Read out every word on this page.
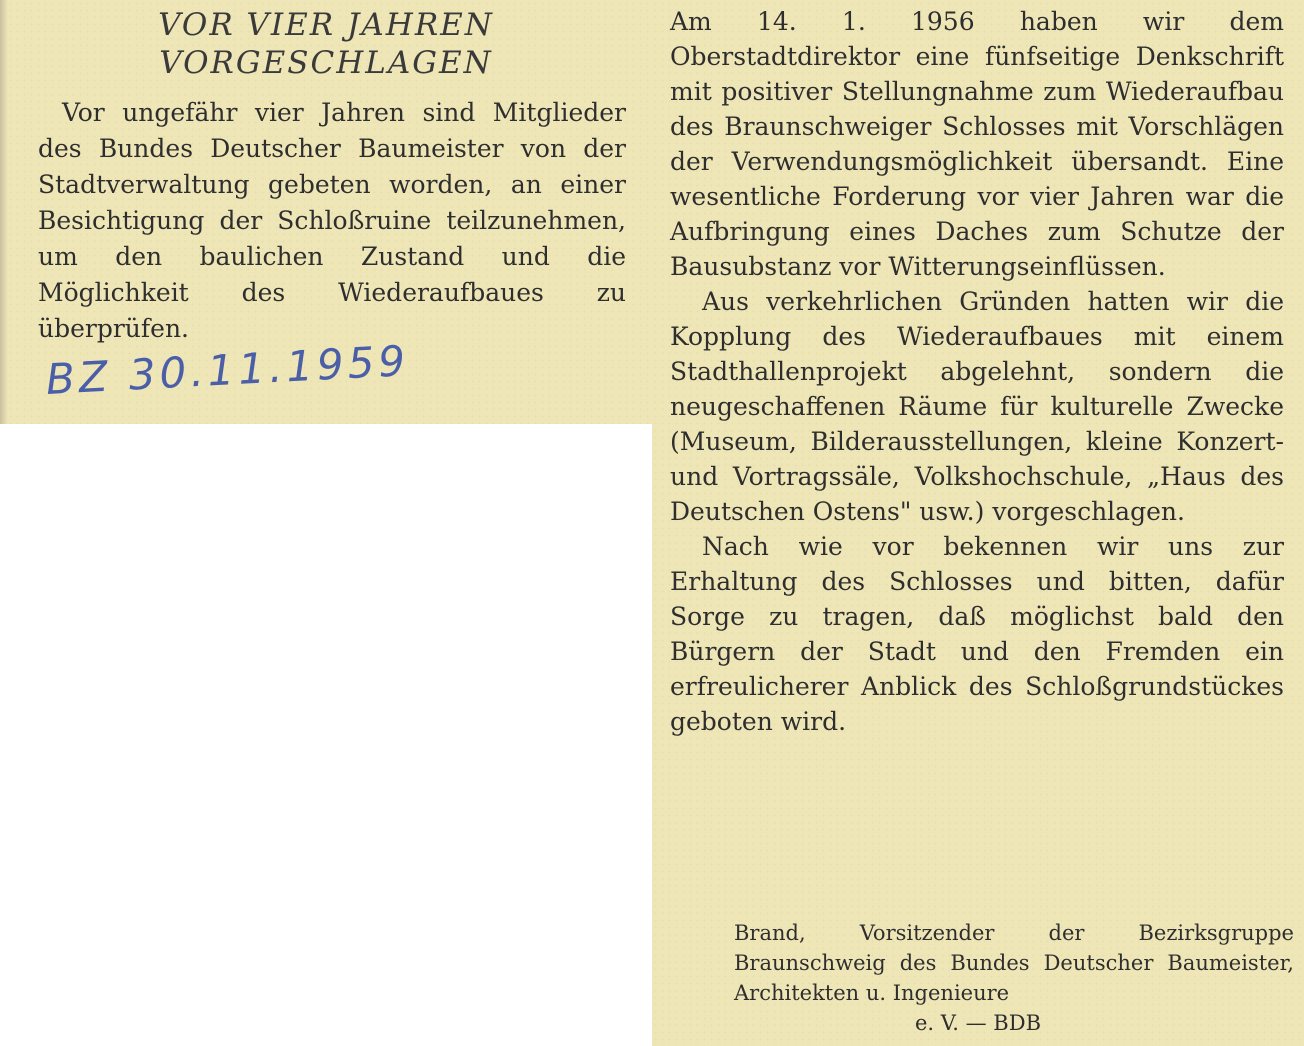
VOR VIER JAHREN
VORGESCHLAGEN

Vor ungefähr vier Jahren sind Mitglieder des Bundes Deutscher Baumeister von der Stadtverwaltung gebeten worden, an einer Besichtigung der Schloßruine teilzunehmen, um den baulichen Zustand und die Möglichkeit des Wiederaufbaues zu überprüfen.

BZ 30.11.1959

Am 14. 1. 1956 haben wir dem Oberstadtdirektor eine fünfseitige Denkschrift mit positiver Stellungnahme zum Wiederaufbau des Braunschweiger Schlosses mit Vorschlägen der Verwendungsmöglichkeit übersandt. Eine wesentliche Forderung vor vier Jahren war die Aufbringung eines Daches zum Schutze der Bausubstanz vor Witterungseinflüssen.

Aus verkehrlichen Gründen hatten wir die Kopplung des Wiederaufbaues mit einem Stadthallenprojekt abgelehnt, sondern die neugeschaffenen Räume für kulturelle Zwecke (Museum, Bilderausstellungen, kleine Konzert- und Vortragssäle, Volkshochschule, „Haus des Deutschen Ostens" usw.) vorgeschlagen.

Nach wie vor bekennen wir uns zur Erhaltung des Schlosses und bitten, dafür Sorge zu tragen, daß möglichst bald den Bürgern der Stadt und den Fremden ein erfreulicherer Anblick des Schloßgrundstückes geboten wird.

Brand, Vorsitzender der Bezirksgruppe Braunschweig des Bundes Deutscher Baumeister, Architekten u. Ingenieure
e. V. — BDB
****************************************
Every entry above needs to be retyped exactly; drop the pictures.

Read out every word on this page.
VOR VIER JAHREN
VORGESCHLAGEN

Vor ungefähr vier Jahren sind Mitglieder des Bundes Deutscher Baumeister von der Stadtverwaltung gebeten worden, an einer Besichtigung der Schloßruine teilzunehmen, um den baulichen Zustand und die Möglichkeit des Wiederaufbaues zu überprüfen.

BZ 30.11.1959

Am 14. 1. 1956 haben wir dem Oberstadtdirektor eine fünfseitige Denkschrift mit positiver Stellungnahme zum Wiederaufbau des Braunschweiger Schlosses mit Vorschlägen der Verwendungsmöglichkeit übersandt. Eine wesentliche Forderung vor vier Jahren war die Aufbringung eines Daches zum Schutze der Bausubstanz vor Witterungseinflüssen.

Aus verkehrlichen Gründen hatten wir die Kopplung des Wiederaufbaues mit einem Stadthallenprojekt abgelehnt, sondern die neugeschaffenen Räume für kulturelle Zwecke (Museum, Bilderausstellungen, kleine Konzert- und Vortragssäle, Volkshochschule, „Haus des Deutschen Ostens" usw.) vorgeschlagen.

Nach wie vor bekennen wir uns zur Erhaltung des Schlosses und bitten, dafür Sorge zu tragen, daß möglichst bald den Bürgern der Stadt und den Fremden ein erfreulicherer Anblick des Schloßgrundstückes geboten wird.

Brand, Vorsitzender der Bezirksgruppe Braunschweig des Bundes Deutscher Baumeister, Architekten u. Ingenieure
e. V. — BDB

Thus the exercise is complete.